◆ Goal of the exercise
Return the records word for word. Any pictures in them are not part of the copy.

Records:
※ ※ ※
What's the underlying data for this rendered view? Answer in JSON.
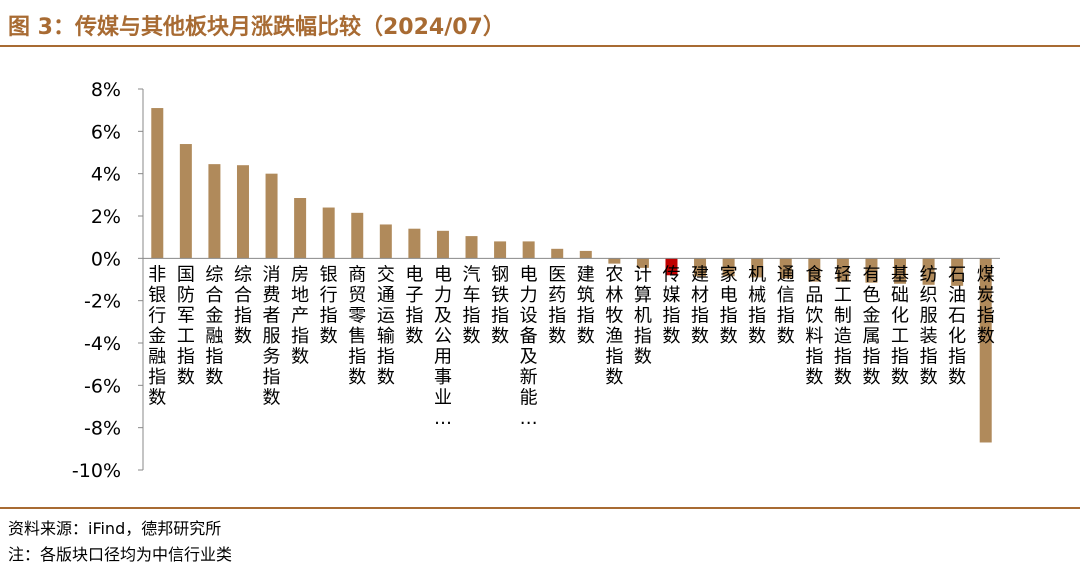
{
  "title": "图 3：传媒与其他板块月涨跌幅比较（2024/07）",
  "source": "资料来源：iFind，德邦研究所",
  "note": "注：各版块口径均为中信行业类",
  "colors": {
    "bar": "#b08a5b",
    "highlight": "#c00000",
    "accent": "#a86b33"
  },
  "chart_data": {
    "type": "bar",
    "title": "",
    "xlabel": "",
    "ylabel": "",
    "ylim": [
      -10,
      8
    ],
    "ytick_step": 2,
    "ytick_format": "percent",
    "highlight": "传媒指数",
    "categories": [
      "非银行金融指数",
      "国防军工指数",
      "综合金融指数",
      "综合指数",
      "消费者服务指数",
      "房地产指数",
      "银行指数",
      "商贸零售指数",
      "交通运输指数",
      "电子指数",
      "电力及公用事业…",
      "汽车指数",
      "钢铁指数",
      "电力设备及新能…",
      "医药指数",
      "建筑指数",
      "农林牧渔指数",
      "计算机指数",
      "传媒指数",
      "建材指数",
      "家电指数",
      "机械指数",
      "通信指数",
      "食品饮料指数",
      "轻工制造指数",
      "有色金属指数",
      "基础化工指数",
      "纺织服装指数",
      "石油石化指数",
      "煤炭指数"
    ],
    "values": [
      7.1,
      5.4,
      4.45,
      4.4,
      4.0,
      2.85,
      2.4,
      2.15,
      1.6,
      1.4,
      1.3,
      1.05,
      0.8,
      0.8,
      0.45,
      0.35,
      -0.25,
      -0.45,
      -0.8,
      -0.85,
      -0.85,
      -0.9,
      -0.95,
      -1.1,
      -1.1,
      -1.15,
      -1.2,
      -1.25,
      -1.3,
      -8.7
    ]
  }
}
※ ※ ※
◆ Result of this task
What's the underlying data for this rendered view? Answer in JSON.
{
  "title": "图 3：传媒与其他板块月涨跌幅比较（2024/07）",
  "source": "资料来源：iFind，德邦研究所",
  "note": "注：各版块口径均为中信行业类",
  "colors": {
    "bar": "#b08a5b",
    "highlight": "#c00000",
    "accent": "#a86b33"
  },
  "chart_data": {
    "type": "bar",
    "title": "",
    "xlabel": "",
    "ylabel": "",
    "ylim": [
      -10,
      8
    ],
    "ytick_step": 2,
    "ytick_format": "percent",
    "highlight": "传媒指数",
    "categories": [
      "非银行金融指数",
      "国防军工指数",
      "综合金融指数",
      "综合指数",
      "消费者服务指数",
      "房地产指数",
      "银行指数",
      "商贸零售指数",
      "交通运输指数",
      "电子指数",
      "电力及公用事业…",
      "汽车指数",
      "钢铁指数",
      "电力设备及新能…",
      "医药指数",
      "建筑指数",
      "农林牧渔指数",
      "计算机指数",
      "传媒指数",
      "建材指数",
      "家电指数",
      "机械指数",
      "通信指数",
      "食品饮料指数",
      "轻工制造指数",
      "有色金属指数",
      "基础化工指数",
      "纺织服装指数",
      "石油石化指数",
      "煤炭指数"
    ],
    "values": [
      7.1,
      5.4,
      4.45,
      4.4,
      4.0,
      2.85,
      2.4,
      2.15,
      1.6,
      1.4,
      1.3,
      1.05,
      0.8,
      0.8,
      0.45,
      0.35,
      -0.25,
      -0.45,
      -0.8,
      -0.85,
      -0.85,
      -0.9,
      -0.95,
      -1.1,
      -1.1,
      -1.15,
      -1.2,
      -1.25,
      -1.3,
      -8.7
    ]
  }
}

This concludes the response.